§ **Task statement**
How many lines of the data hold the word "buntem"? State the number and nothing else.

§ **Record set**
'''

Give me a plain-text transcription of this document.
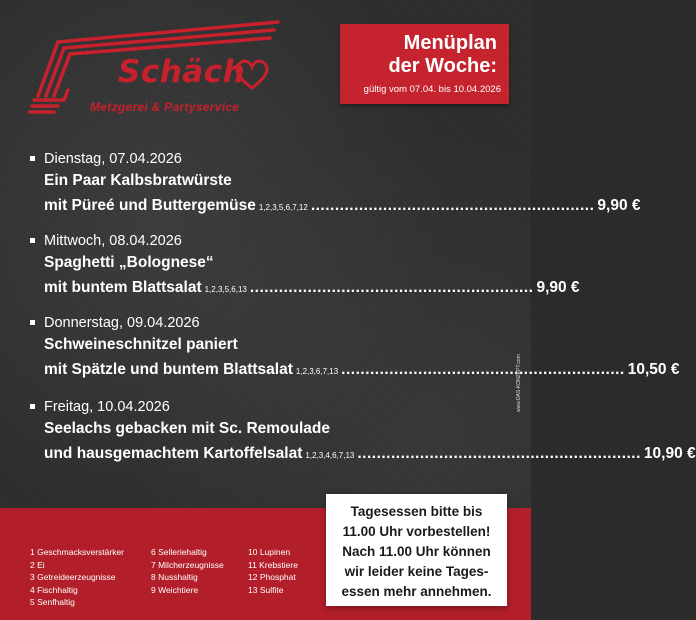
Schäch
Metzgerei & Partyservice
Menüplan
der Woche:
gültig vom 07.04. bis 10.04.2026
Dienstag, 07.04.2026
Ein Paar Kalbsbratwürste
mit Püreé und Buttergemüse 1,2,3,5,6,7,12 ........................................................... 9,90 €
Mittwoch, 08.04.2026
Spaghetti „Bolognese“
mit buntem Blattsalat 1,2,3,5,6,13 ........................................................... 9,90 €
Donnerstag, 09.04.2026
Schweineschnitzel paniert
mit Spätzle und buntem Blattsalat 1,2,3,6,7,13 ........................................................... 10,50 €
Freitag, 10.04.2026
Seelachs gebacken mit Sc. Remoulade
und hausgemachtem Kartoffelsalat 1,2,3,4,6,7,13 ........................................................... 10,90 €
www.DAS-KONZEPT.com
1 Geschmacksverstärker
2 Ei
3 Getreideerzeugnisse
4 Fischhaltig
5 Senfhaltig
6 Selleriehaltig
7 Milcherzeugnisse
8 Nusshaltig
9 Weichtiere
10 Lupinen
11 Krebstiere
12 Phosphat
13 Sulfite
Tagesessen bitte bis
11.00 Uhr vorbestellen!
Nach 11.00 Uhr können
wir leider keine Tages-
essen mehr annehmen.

'''

§ **Expected answer**
2